## [The input]
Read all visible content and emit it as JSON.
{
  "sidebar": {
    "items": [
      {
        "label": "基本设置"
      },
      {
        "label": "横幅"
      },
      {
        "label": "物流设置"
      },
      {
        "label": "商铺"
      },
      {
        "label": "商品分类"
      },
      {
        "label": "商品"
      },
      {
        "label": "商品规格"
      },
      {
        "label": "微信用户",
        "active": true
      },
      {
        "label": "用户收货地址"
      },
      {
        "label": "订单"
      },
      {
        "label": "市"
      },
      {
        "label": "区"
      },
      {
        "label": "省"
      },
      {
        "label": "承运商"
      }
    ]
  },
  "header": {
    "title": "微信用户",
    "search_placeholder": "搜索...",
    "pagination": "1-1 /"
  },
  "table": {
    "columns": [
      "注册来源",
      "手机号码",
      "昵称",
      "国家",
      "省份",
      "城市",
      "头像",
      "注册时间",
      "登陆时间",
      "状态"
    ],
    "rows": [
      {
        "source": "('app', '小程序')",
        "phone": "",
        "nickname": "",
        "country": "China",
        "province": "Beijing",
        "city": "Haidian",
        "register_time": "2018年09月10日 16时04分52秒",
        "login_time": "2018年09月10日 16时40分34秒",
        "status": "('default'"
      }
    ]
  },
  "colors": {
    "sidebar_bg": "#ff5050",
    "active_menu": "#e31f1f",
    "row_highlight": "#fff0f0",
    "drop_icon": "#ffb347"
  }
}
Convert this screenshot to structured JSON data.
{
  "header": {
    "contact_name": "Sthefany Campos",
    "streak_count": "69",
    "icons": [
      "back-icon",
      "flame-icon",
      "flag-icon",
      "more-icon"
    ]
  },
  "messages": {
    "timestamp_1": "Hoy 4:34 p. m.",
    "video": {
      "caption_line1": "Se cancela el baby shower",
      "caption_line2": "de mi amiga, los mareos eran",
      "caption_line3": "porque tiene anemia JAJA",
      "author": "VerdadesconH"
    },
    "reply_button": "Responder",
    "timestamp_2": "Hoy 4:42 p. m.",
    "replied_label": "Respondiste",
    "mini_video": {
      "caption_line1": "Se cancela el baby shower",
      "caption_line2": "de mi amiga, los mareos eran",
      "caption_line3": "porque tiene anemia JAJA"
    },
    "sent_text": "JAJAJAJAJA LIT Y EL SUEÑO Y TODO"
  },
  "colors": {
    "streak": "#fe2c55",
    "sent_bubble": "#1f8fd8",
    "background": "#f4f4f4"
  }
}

## [Work to complete]
Repeat every record exactly as written, please.

## [Problem solution]
Read all visible content and emit it as JSON.
{
  "sidebar": {
    "items": [
      {
        "label": "基本设置"
      },
      {
        "label": "横幅"
      },
      {
        "label": "物流设置"
      },
      {
        "label": "商铺"
      },
      {
        "label": "商品分类"
      },
      {
        "label": "商品"
      },
      {
        "label": "商品规格"
      },
      {
        "label": "微信用户",
        "active": true
      },
      {
        "label": "用户收货地址"
      },
      {
        "label": "订单"
      },
      {
        "label": "市"
      },
      {
        "label": "区"
      },
      {
        "label": "省"
      },
      {
        "label": "承运商"
      }
    ]
  },
  "header": {
    "title": "微信用户",
    "search_placeholder": "搜索...",
    "pagination": "1-1 /"
  },
  "table": {
    "columns": [
      "注册来源",
      "手机号码",
      "昵称",
      "国家",
      "省份",
      "城市",
      "头像",
      "注册时间",
      "登陆时间",
      "状态"
    ],
    "rows": [
      {
        "source": "('app', '小程序')",
        "phone": "",
        "nickname": "",
        "country": "China",
        "province": "Beijing",
        "city": "Haidian",
        "register_time": "2018年09月10日 16时04分52秒",
        "login_time": "2018年09月10日 16时40分34秒",
        "status": "('default'"
      }
    ]
  },
  "colors": {
    "sidebar_bg": "#ff5050",
    "active_menu": "#e31f1f",
    "row_highlight": "#fff0f0",
    "drop_icon": "#ffb347"
  }
}
Convert this screenshot to structured JSON data.
{
  "header": {
    "contact_name": "Sthefany Campos",
    "streak_count": "69",
    "icons": [
      "back-icon",
      "flame-icon",
      "flag-icon",
      "more-icon"
    ]
  },
  "messages": {
    "timestamp_1": "Hoy 4:34 p. m.",
    "video": {
      "caption_line1": "Se cancela el baby shower",
      "caption_line2": "de mi amiga, los mareos eran",
      "caption_line3": "porque tiene anemia JAJA",
      "author": "VerdadesconH"
    },
    "reply_button": "Responder",
    "timestamp_2": "Hoy 4:42 p. m.",
    "replied_label": "Respondiste",
    "mini_video": {
      "caption_line1": "Se cancela el baby shower",
      "caption_line2": "de mi amiga, los mareos eran",
      "caption_line3": "porque tiene anemia JAJA"
    },
    "sent_text": "JAJAJAJAJA LIT Y EL SUEÑO Y TODO"
  },
  "colors": {
    "streak": "#fe2c55",
    "sent_bubble": "#1f8fd8",
    "background": "#f4f4f4"
  }
}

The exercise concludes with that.